Written problem >>
Extract the full listing verbatim and drop any pictures from your copy.

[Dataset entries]
○ ○ ○ ○ ○
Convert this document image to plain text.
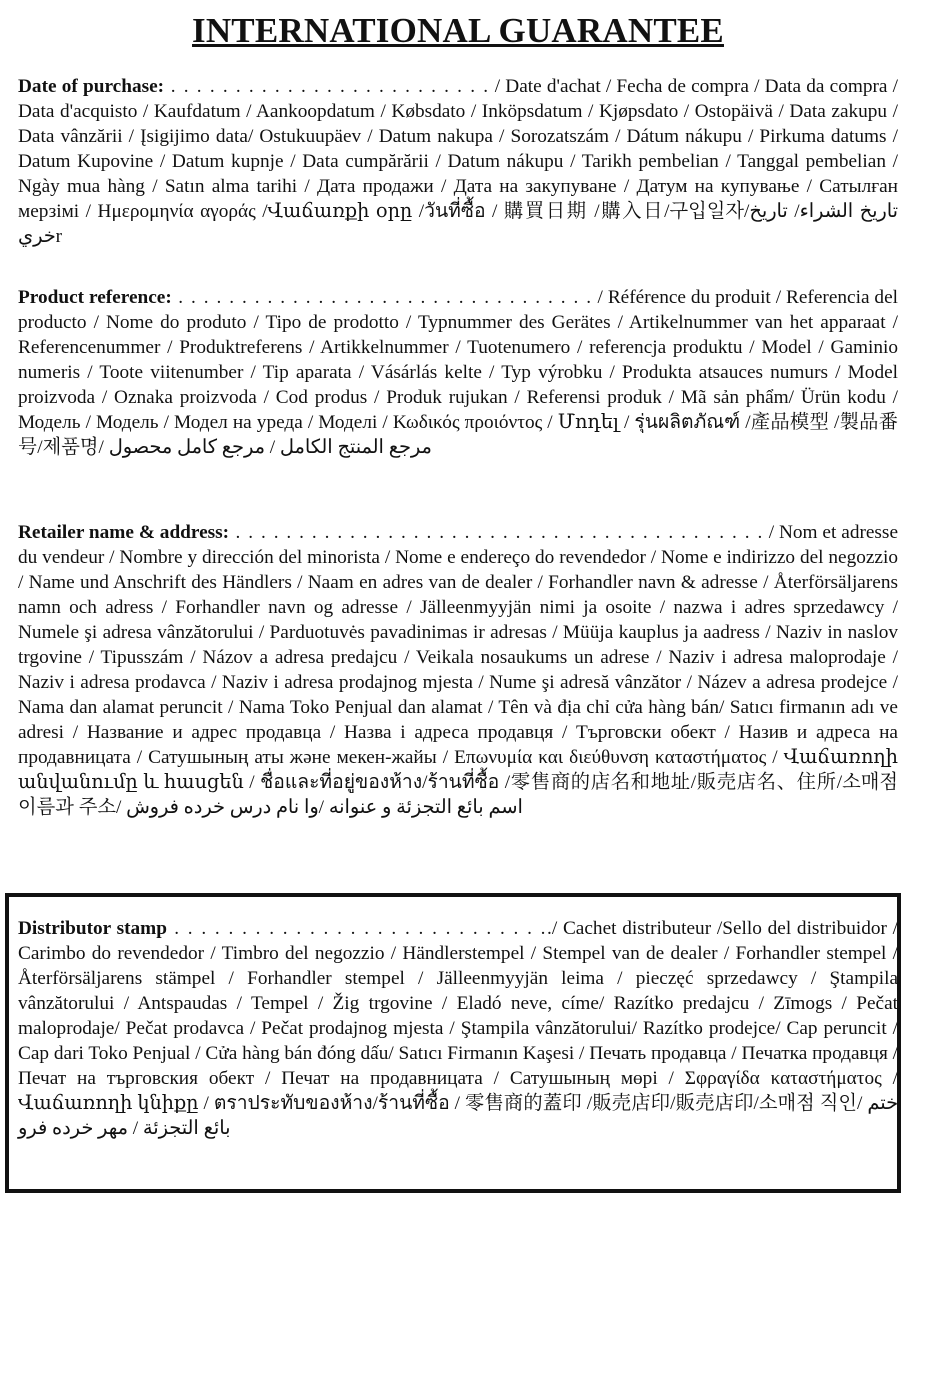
INTERNATIONAL GUARANTEE
Date of purchase: . . . . . . . . . . . . . . . . . . . . . . . . . / Date d'achat / Fecha de compra / Data da compra / Data d'acquisto / Kaufdatum / Aankoopdatum / Købsdato / Inköpsdatum / Kjøpsdato / Ostopäivä / Data zakupu / Data vânzării / Įsigijimo data/ Ostukuupäev / Datum nakupa / Sorozatszám / Dátum nákupu / Pirkuma datums / Datum Kupovine / Datum kupnje / Data cumpărării / Datum nákupu / Tarikh pembelian / Tanggal pembelian / Ngày mua hàng / Satın alma tarihi / Дата продажи / Дата на закупуване / Датум на купување / Сатылған мерзімі / Ημερομηνία αγοράς /Վաճառքի օրը /วันที่ซื้อ / 購買日期 /購入日/구입일자/تاريخ الشراء/ تاريخ خريr
Product reference: . . . . . . . . . . . . . . . . . . . . . . . . . . . . . . . . . / Référence du produit / Referencia del producto / Nome do produto / Tipo de prodotto / Typnummer des Gerätes / Artikelnummer van het apparaat / Referencenummer / Produktreferens / Artikkelnummer / Tuotenumero / referencja produktu / Model / Gaminio numeris / Toote viitenumber / Tip aparata / Vásárlás kelte / Typ výrobku / Produkta atsauces numurs / Model proizvoda / Oznaka proizvoda / Cod produs / Produk rujukan / Referensi produk / Mã sản phẩm/ Ürün kodu / Модель / Модель / Модел на уреда / Моделі / Κωδικός προιόντος / Մոդել / รุ่นผลิตภัณฑ์ /產品模型 /製品番号/제품명/ مرجع المنتج الكامل / مرجع كامل محصول
Retailer name & address: . . . . . . . . . . . . . . . . . . . . . . . . . . . . . . . . . . . . . . . . . . / Nom et adresse du vendeur / Nombre y dirección del minorista / Nome e endereço do revendedor / Nome e indirizzo del negozzio / Name und Anschrift des Händlers / Naam en adres van de dealer / Forhandler navn & adresse / Återförsäljarens namn och adress / Forhandler navn og adresse / Jälleenmyyjän nimi ja osoite / nazwa i adres sprzedawcy / Numele şi adresa vânzătorului / Parduotuvės pavadinimas ir adresas / Müüja kauplus ja aadress / Naziv in naslov trgovine / Tipusszám / Názov a adresa predajcu / Veikala nosaukums un adrese / Naziv i adresa maloprodaje / Naziv i adresa prodavca / Naziv i adresa prodajnog mjesta / Nume şi adresă vânzător / Název a adresa prodejce / Nama dan alamat peruncit / Nama Toko Penjual dan alamat / Tên và địa chỉ cửa hàng bán/ Satıcı firmanın adı ve adresi / Название и адрес продавца / Назва і адреса продавця / Търговски обект / Назив и адреса на продавницата / Сатушының аты және мекен-жайы / Επωνυμία και διεύθυνση καταστήματος / Վաճառողի անվանումը և հասցեն / ชื่อและที่อยู่ของห้าง/ร้านที่ซื้อ /零售商的店名和地址/販売店名、住所/소매점 이름과 주소/ اسم بائع التجزئة و عنوانه /وا نام درس خرده فروش
Distributor stamp . . . . . . . . . . . . . . . . . . . . . . . . . . . ../ Cachet distributeur /Sello del distribuidor / Carimbo do revendedor / Timbro del negozzio / Händlerstempel / Stempel van de dealer / Forhandler stempel / Återförsäljarens stämpel / Forhandler stempel / Jälleenmyyjän leima / pieczęć sprzedawcy / Ştampila vânzătorului / Antspaudas / Tempel / Žig trgovine / Eladó neve, címe/ Razítko predajcu / Zīmogs / Pečat maloprodaje/ Pečat prodavca / Pečat prodajnog mjesta / Ştampila vânzătorului/ Razítko prodejce/ Cap peruncit / Cap dari Toko Penjual / Cửa hàng bán đóng dấu/ Satıcı Firmanın Kaşesi / Печать продавца / Печатка продавця / Печат на търговския обект / Печат на продавницата / Сатушының мөрі / Σφραγίδα καταστήματος / Վաճառողի կնիքը / ตราประทับของห้าง/ร้านที่ซื้อ / 零售商的蓋印 /販売店印/販売店印/소매점 직인/ ختم بائع التجزئة / مهر خرده فرو
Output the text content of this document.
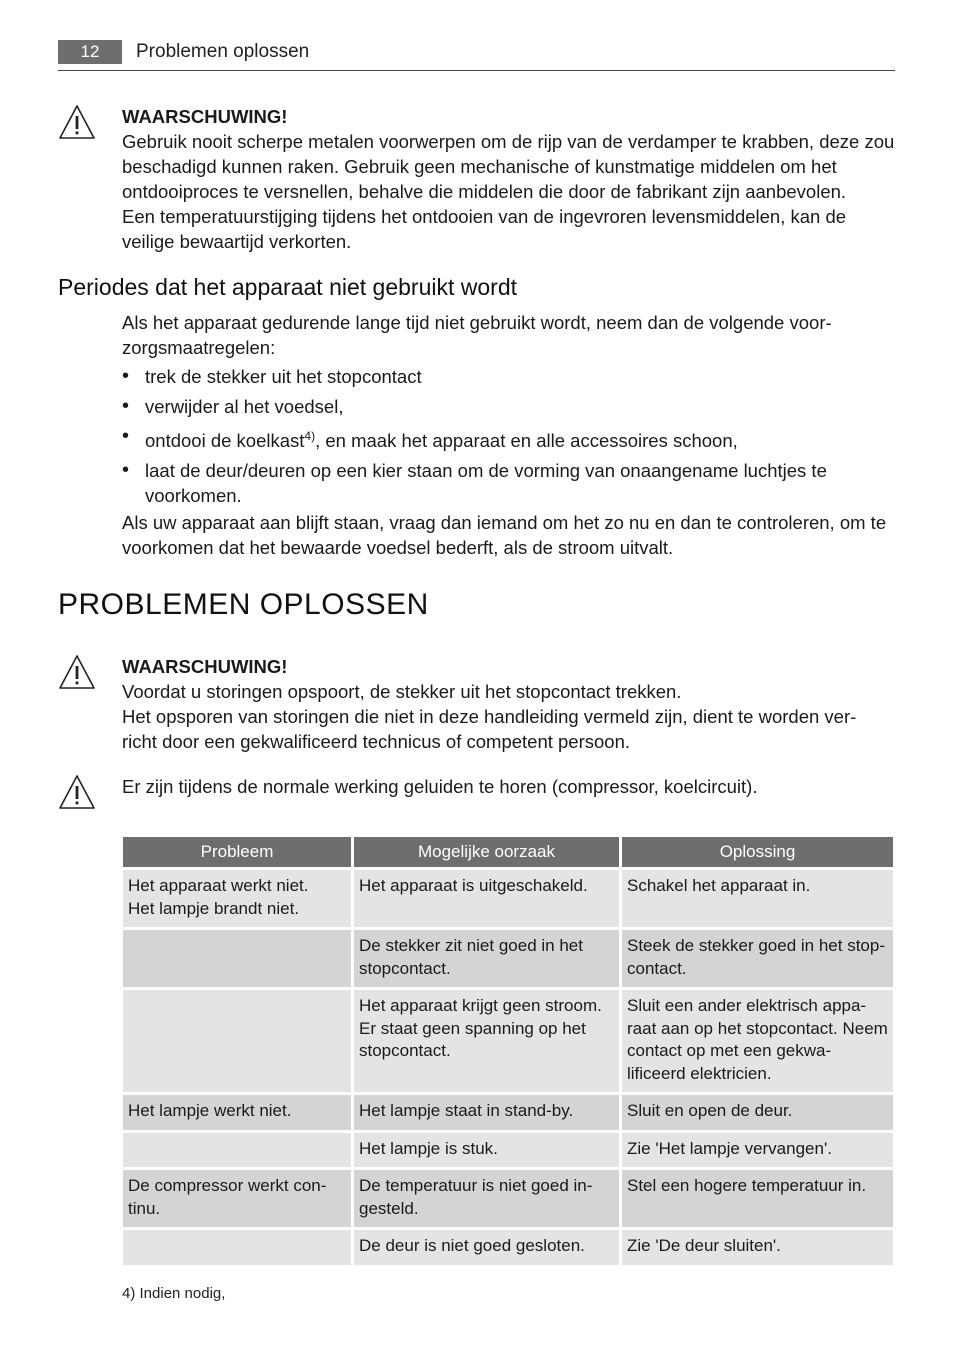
12	Problemen oplossen
WAARSCHUWING!

Gebruik nooit scherpe metalen voorwerpen om de rijp van de verdamper te krabben, deze zou beschadigd kunnen raken. Gebruik geen mechanische of kunstmatige middelen om het ontdooiproces te versnellen, behalve die middelen die door de fabrikant zijn aanbevolen.

Een temperatuurstijging tijdens het ontdooien van de ingevroren levensmiddelen, kan de veilige bewaartijd verkorten.

Periodes dat het apparaat niet gebruikt wordt

Als het apparaat gedurende lange tijd niet gebruikt wordt, neem dan de volgende voor- zorgsmaatregelen:

• trek de stekker uit het stopcontact
• verwijder al het voedsel,
• ontdooi de koelkast$^{4)}$, en maak het apparaat en alle accessoires schoon,
• laat de deur/deuren op een kier staan om de vorming van onaangename luchtjes te voorkomen.

Als uw apparaat aan blijft staan, vraag dan iemand om het zo nu en dan te controleren, om te voorkomen dat het bewaarde voedsel bederft, als de stroom uitvalt.

PROBLEMEN OPLOSSEN
WAARSCHUWING!

Voordat u storingen opspoort, de stekker uit het stopcontact trekken.

Het opsporen van storingen die niet in deze handleiding vermeld zijn, dient te worden ver- richt door een gekwalificeerd technicus of competent persoon.

Er zijn tijdens de normale werking geluiden te horen (compressor, koelcircuit).

Probleem	Mogelijke oorzaak	Oplossing

Het apparaat werkt niet.
Het lampje brandt niet.	Het apparaat is uitgeschakeld.	Schakel het apparaat in.
	De stekker zit niet goed in het stopcontact.	Steek de stekker goed in het stop- contact.
	Het apparaat krijgt geen stroom. Er staat geen spanning op het stopcontact.	Sluit een ander elektrisch appa- raat aan op het stopcontact. Neem contact op met een gekwa- lificeerd elektricien.
Het lampje werkt niet.	Het lampje staat in stand-by.	Sluit en open de deur.
	Het lampje is stuk.	Zie 'Het lampje vervangen'.
De compressor werkt con- tinu.	De temperatuur is niet goed in- gesteld.	Stel een hogere temperatuur in.
	De deur is niet goed gesloten.	Zie 'De deur sluiten'.
4) Indien nodig,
○ ○ ○ ○ ○
Response to this task >>
Convert this document image to plain text.
INTERNATIONAL GUARANTEE
Date of purchase: . . . . . . . . . . . . . . . . . . . . . . . . . / Date d'achat / Fecha de compra / Data da compra / Data d'acquisto / Kaufdatum / Aankoopdatum / Købsdato / Inköpsdatum / Kjøpsdato / Ostopäivä / Data zakupu / Data vânzării / Įsigijimo data/ Ostukuupäev / Datum nakupa / Sorozatszám / Dátum nákupu / Pirkuma datums / Datum Kupovine / Datum kupnje / Data cumpărării / Datum nákupu / Tarikh pembelian / Tanggal pembelian / Ngày mua hàng / Satın alma tarihi / Дата продажи / Дата на закупуване / Датум на купување / Сатылған мерзімі / Ημερομηνία αγοράς /Վաճառքի օրը /วันที่ซื้อ / 購買日期 /購入日/구입일자/تاريخ الشراء/ تاريخ خريr
Product reference: . . . . . . . . . . . . . . . . . . . . . . . . . . . . . . . . . / Référence du produit / Referencia del producto / Nome do produto / Tipo de prodotto / Typnummer des Gerätes / Artikelnummer van het apparaat / Referencenummer / Produktreferens / Artikkelnummer / Tuotenumero / referencja produktu / Model / Gaminio numeris / Toote viitenumber / Tip aparata / Vásárlás kelte / Typ výrobku / Produkta atsauces numurs / Model proizvoda / Oznaka proizvoda / Cod produs / Produk rujukan / Referensi produk / Mã sản phẩm/ Ürün kodu / Модель / Модель / Модел на уреда / Моделі / Κωδικός προιόντος / Մոդել / รุ่นผลิตภัณฑ์ /產品模型 /製品番号/제품명/ مرجع المنتج الكامل / مرجع كامل محصول
Retailer name & address: . . . . . . . . . . . . . . . . . . . . . . . . . . . . . . . . . . . . . . . . . . / Nom et adresse du vendeur / Nombre y dirección del minorista / Nome e endereço do revendedor / Nome e indirizzo del negozzio / Name und Anschrift des Händlers / Naam en adres van de dealer / Forhandler navn & adresse / Återförsäljarens namn och adress / Forhandler navn og adresse / Jälleenmyyjän nimi ja osoite / nazwa i adres sprzedawcy / Numele şi adresa vânzătorului / Parduotuvės pavadinimas ir adresas / Müüja kauplus ja aadress / Naziv in naslov trgovine / Tipusszám / Názov a adresa predajcu / Veikala nosaukums un adrese / Naziv i adresa maloprodaje / Naziv i adresa prodavca / Naziv i adresa prodajnog mjesta / Nume şi adresă vânzător / Název a adresa prodejce / Nama dan alamat peruncit / Nama Toko Penjual dan alamat / Tên và địa chỉ cửa hàng bán/ Satıcı firmanın adı ve adresi / Название и адрес продавца / Назва і адреса продавця / Търговски обект / Назив и адреса на продавницата / Сатушының аты және мекен-жайы / Επωνυμία και διεύθυνση καταστήματος / Վաճառողի անվանումը և հասցեն / ชื่อและที่อยู่ของห้าง/ร้านที่ซื้อ /零售商的店名和地址/販売店名、住所/소매점 이름과 주소/ اسم بائع التجزئة و عنوانه /وا نام درس خرده فروش
Distributor stamp . . . . . . . . . . . . . . . . . . . . . . . . . . . ../ Cachet distributeur /Sello del distribuidor / Carimbo do revendedor / Timbro del negozzio / Händlerstempel / Stempel van de dealer / Forhandler stempel / Återförsäljarens stämpel / Forhandler stempel / Jälleenmyyjän leima / pieczęć sprzedawcy / Ştampila vânzătorului / Antspaudas / Tempel / Žig trgovine / Eladó neve, címe/ Razítko predajcu / Zīmogs / Pečat maloprodaje/ Pečat prodavca / Pečat prodajnog mjesta / Ştampila vânzătorului/ Razítko prodejce/ Cap peruncit / Cap dari Toko Penjual / Cửa hàng bán đóng dấu/ Satıcı Firmanın Kaşesi / Печать продавца / Печатка продавця / Печат на търговския обект / Печат на продавницата / Сатушының мөрі / Σφραγίδα καταστήματος / Վաճառողի կնիքը / ตราประทับของห้าง/ร้านที่ซื้อ / 零售商的蓋印 /販売店印/販売店印/소매점 직인/ ختم بائع التجزئة / مهر خرده فرو
Output the text content of this document.
12	Problemen oplossen
WAARSCHUWING!

Gebruik nooit scherpe metalen voorwerpen om de rijp van de verdamper te krabben, deze zou beschadigd kunnen raken. Gebruik geen mechanische of kunstmatige middelen om het ontdooiproces te versnellen, behalve die middelen die door de fabrikant zijn aanbevolen.

Een temperatuurstijging tijdens het ontdooien van de ingevroren levensmiddelen, kan de veilige bewaartijd verkorten.

Periodes dat het apparaat niet gebruikt wordt

Als het apparaat gedurende lange tijd niet gebruikt wordt, neem dan de volgende voor- zorgsmaatregelen:

• trek de stekker uit het stopcontact
• verwijder al het voedsel,
• ontdooi de koelkast$^{4)}$, en maak het apparaat en alle accessoires schoon,
• laat de deur/deuren op een kier staan om de vorming van onaangename luchtjes te voorkomen.

Als uw apparaat aan blijft staan, vraag dan iemand om het zo nu en dan te controleren, om te voorkomen dat het bewaarde voedsel bederft, als de stroom uitvalt.

PROBLEMEN OPLOSSEN
WAARSCHUWING!

Voordat u storingen opspoort, de stekker uit het stopcontact trekken.

Het opsporen van storingen die niet in deze handleiding vermeld zijn, dient te worden ver- richt door een gekwalificeerd technicus of competent persoon.

Er zijn tijdens de normale werking geluiden te horen (compressor, koelcircuit).

Probleem	Mogelijke oorzaak	Oplossing

Het apparaat werkt niet.
Het lampje brandt niet.	Het apparaat is uitgeschakeld.	Schakel het apparaat in.
	De stekker zit niet goed in het stopcontact.	Steek de stekker goed in het stop- contact.
	Het apparaat krijgt geen stroom. Er staat geen spanning op het stopcontact.	Sluit een ander elektrisch appa- raat aan op het stopcontact. Neem contact op met een gekwa- lificeerd elektricien.
Het lampje werkt niet.	Het lampje staat in stand-by.	Sluit en open de deur.
	Het lampje is stuk.	Zie 'Het lampje vervangen'.
De compressor werkt con- tinu.	De temperatuur is niet goed in- gesteld.	Stel een hogere temperatuur in.
	De deur is niet goed gesloten.	Zie 'De deur sluiten'.
4) Indien nodig,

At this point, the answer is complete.